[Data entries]
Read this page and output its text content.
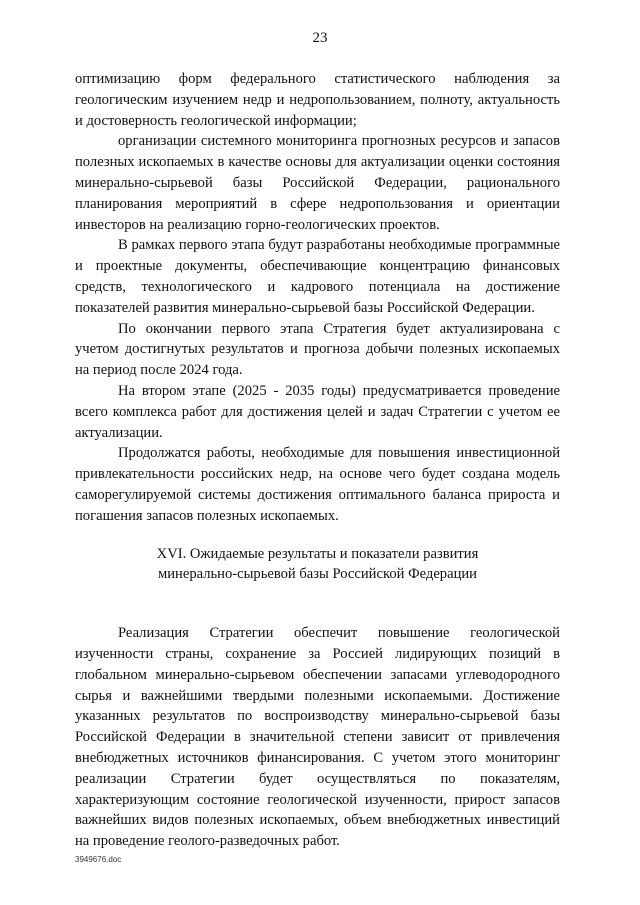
23

оптимизацию форм федерального статистического наблюдения за геологическим изучением недр и недропользованием, полноту, актуальность и достоверность геологической информации;

организации системного мониторинга прогнозных ресурсов и запасов полезных ископаемых в качестве основы для актуализации оценки состояния минерально-сырьевой базы Российской Федерации, рационального планирования мероприятий в сфере недропользования и ориентации инвесторов на реализацию горно-геологических проектов.

В рамках первого этапа будут разработаны необходимые программные и проектные документы, обеспечивающие концентрацию финансовых средств, технологического и кадрового потенциала на достижение показателей развития минерально-сырьевой базы Российской Федерации.

По окончании первого этапа Стратегия будет актуализирована с учетом достигнутых результатов и прогноза добычи полезных ископаемых на период после 2024 года.

На втором этапе (2025 - 2035 годы) предусматривается проведение всего комплекса работ для достижения целей и задач Стратегии с учетом ее актуализации.

Продолжатся работы, необходимые для повышения инвестиционной привлекательности российских недр, на основе чего будет создана модель саморегулируемой системы достижения оптимального баланса прироста и погашения запасов полезных ископаемых.

XVI. Ожидаемые результаты и показатели развития
минерально-сырьевой базы Российской Федерации

Реализация Стратегии обеспечит повышение геологической изученности страны, сохранение за Россией лидирующих позиций в глобальном минерально-сырьевом обеспечении запасами углеводородного сырья и важнейшими твердыми полезными ископаемыми. Достижение указанных результатов по воспроизводству минерально-сырьевой базы Российской Федерации в значительной степени зависит от привлечения внебюджетных источников финансирования. С учетом этого мониторинг реализации Стратегии будет осуществляться по показателям, характеризующим состояние геологической изученности, прирост запасов важнейших видов полезных ископаемых, объем внебюджетных инвестиций на проведение геолого-разведочных работ.

3949676.doc
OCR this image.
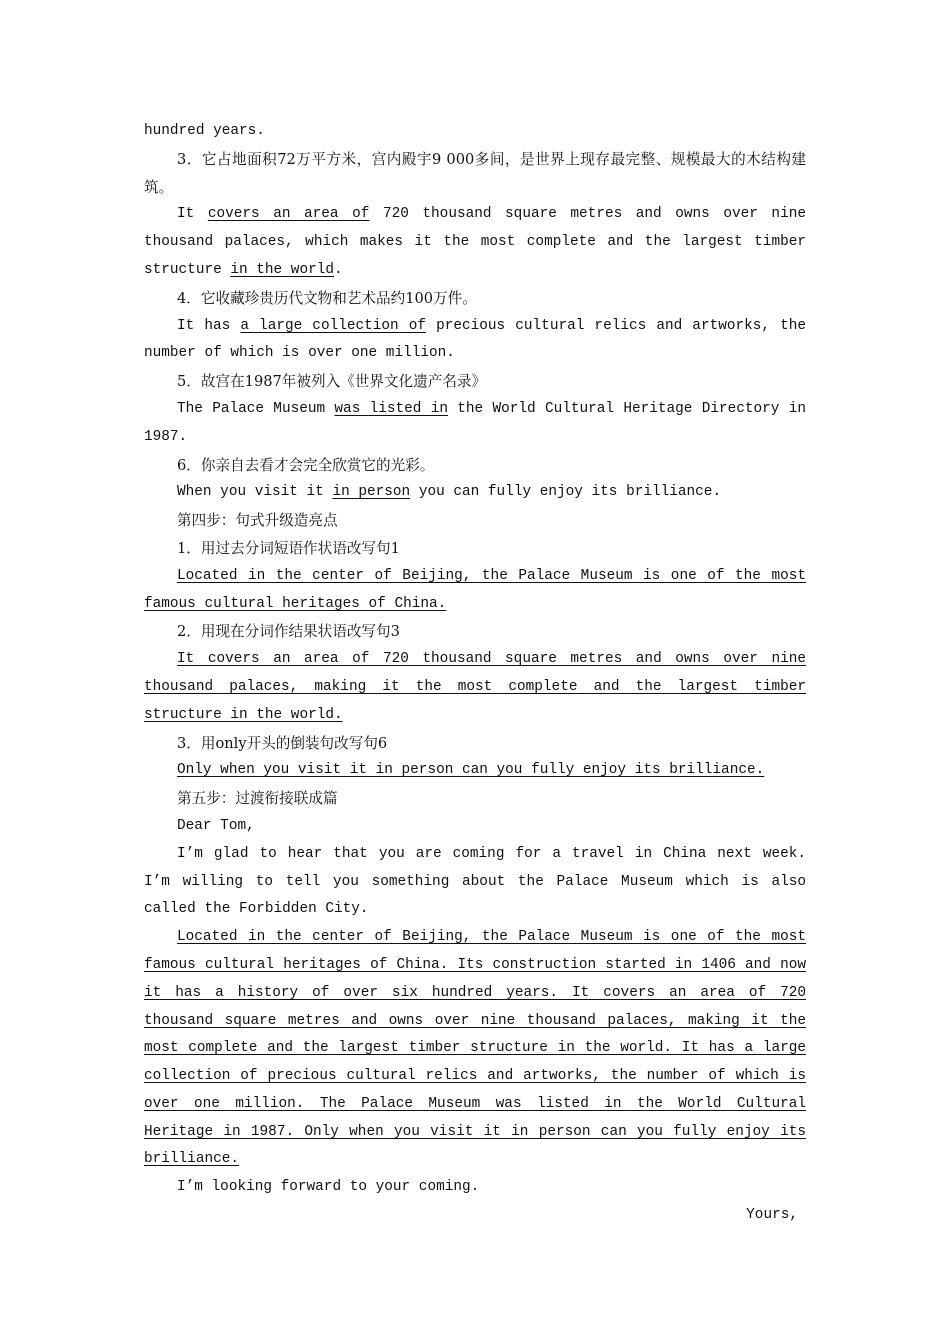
hundred years.

3．它占地面积72万平方米，宫内殿宇9 000多间，是世界上现存最完整、规模最大的木结构建筑。

It covers an area of 720 thousand square metres and owns over nine thousand palaces, which makes it the most complete and the largest timber structure in the world.

4．它收藏珍贵历代文物和艺术品约100万件。

It has a large collection of precious cultural relics and artworks, the number of which is over one million.

5．故宫在1987年被列入《世界文化遗产名录》

The Palace Museum was listed in the World Cultural Heritage Directory in 1987.

6．你亲自去看才会完全欣赏它的光彩。

When you visit it in person you can fully enjoy its brilliance.

第四步：句式升级造亮点

1．用过去分词短语作状语改写句1

Located in the center of Beijing, the Palace Museum is one of the most famous cultural heritages of China.

2．用现在分词作结果状语改写句3

It covers an area of 720 thousand square metres and owns over nine thousand palaces, making it the most complete and the largest timber structure in the world.

3．用only开头的倒装句改写句6

Only when you visit it in person can you fully enjoy its brilliance.

第五步：过渡衔接联成篇

Dear Tom,

I’m glad to hear that you are coming for a travel in China next week. I’m willing to tell you something about the Palace Museum which is also called the Forbidden City.

Located in the center of Beijing, the Palace Museum is one of the most famous cultural heritages of China. Its construction started in 1406 and now it has a history of over six hundred years. It covers an area of 720 thousand square metres and owns over nine thousand palaces, making it the most complete and the largest timber structure in the world. It has a large collection of precious cultural relics and artworks, the number of which is over one million. The Palace Museum was listed in the World Cultural Heritage in 1987. Only when you visit it in person can you fully enjoy its brilliance.

I’m looking forward to your coming.

Yours,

--- PROMPT ---
Return the full material word for word. Do not include the pictures.

--- EXERCISE SOLUTION ---
Read this page and output its text content.
23

оптимизацию форм федерального статистического наблюдения за геологическим изучением недр и недропользованием, полноту, актуальность и достоверность геологической информации;

организации системного мониторинга прогнозных ресурсов и запасов полезных ископаемых в качестве основы для актуализации оценки состояния минерально-сырьевой базы Российской Федерации, рационального планирования мероприятий в сфере недропользования и ориентации инвесторов на реализацию горно-геологических проектов.

В рамках первого этапа будут разработаны необходимые программные и проектные документы, обеспечивающие концентрацию финансовых средств, технологического и кадрового потенциала на достижение показателей развития минерально-сырьевой базы Российской Федерации.

По окончании первого этапа Стратегия будет актуализирована с учетом достигнутых результатов и прогноза добычи полезных ископаемых на период после 2024 года.

На втором этапе (2025 - 2035 годы) предусматривается проведение всего комплекса работ для достижения целей и задач Стратегии с учетом ее актуализации.

Продолжатся работы, необходимые для повышения инвестиционной привлекательности российских недр, на основе чего будет создана модель саморегулируемой системы достижения оптимального баланса прироста и погашения запасов полезных ископаемых.

XVI. Ожидаемые результаты и показатели развития
минерально-сырьевой базы Российской Федерации

Реализация Стратегии обеспечит повышение геологической изученности страны, сохранение за Россией лидирующих позиций в глобальном минерально-сырьевом обеспечении запасами углеводородного сырья и важнейшими твердыми полезными ископаемыми. Достижение указанных результатов по воспроизводству минерально-сырьевой базы Российской Федерации в значительной степени зависит от привлечения внебюджетных источников финансирования. С учетом этого мониторинг реализации Стратегии будет осуществляться по показателям, характеризующим состояние геологической изученности, прирост запасов важнейших видов полезных ископаемых, объем внебюджетных инвестиций на проведение геолого-разведочных работ.

3949676.doc
OCR this image.
hundred years.

3．它占地面积72万平方米，宫内殿宇9 000多间，是世界上现存最完整、规模最大的木结构建筑。

It covers an area of 720 thousand square metres and owns over nine thousand palaces, which makes it the most complete and the largest timber structure in the world.

4．它收藏珍贵历代文物和艺术品约100万件。

It has a large collection of precious cultural relics and artworks, the number of which is over one million.

5．故宫在1987年被列入《世界文化遗产名录》

The Palace Museum was listed in the World Cultural Heritage Directory in 1987.

6．你亲自去看才会完全欣赏它的光彩。

When you visit it in person you can fully enjoy its brilliance.

第四步：句式升级造亮点

1．用过去分词短语作状语改写句1

Located in the center of Beijing, the Palace Museum is one of the most famous cultural heritages of China.

2．用现在分词作结果状语改写句3

It covers an area of 720 thousand square metres and owns over nine thousand palaces, making it the most complete and the largest timber structure in the world.

3．用only开头的倒装句改写句6

Only when you visit it in person can you fully enjoy its brilliance.

第五步：过渡衔接联成篇

Dear Tom,

I’m glad to hear that you are coming for a travel in China next week. I’m willing to tell you something about the Palace Museum which is also called the Forbidden City.

Located in the center of Beijing, the Palace Museum is one of the most famous cultural heritages of China. Its construction started in 1406 and now it has a history of over six hundred years. It covers an area of 720 thousand square metres and owns over nine thousand palaces, making it the most complete and the largest timber structure in the world. It has a large collection of precious cultural relics and artworks, the number of which is over one million. The Palace Museum was listed in the World Cultural Heritage in 1987. Only when you visit it in person can you fully enjoy its brilliance.

I’m looking forward to your coming.

Yours,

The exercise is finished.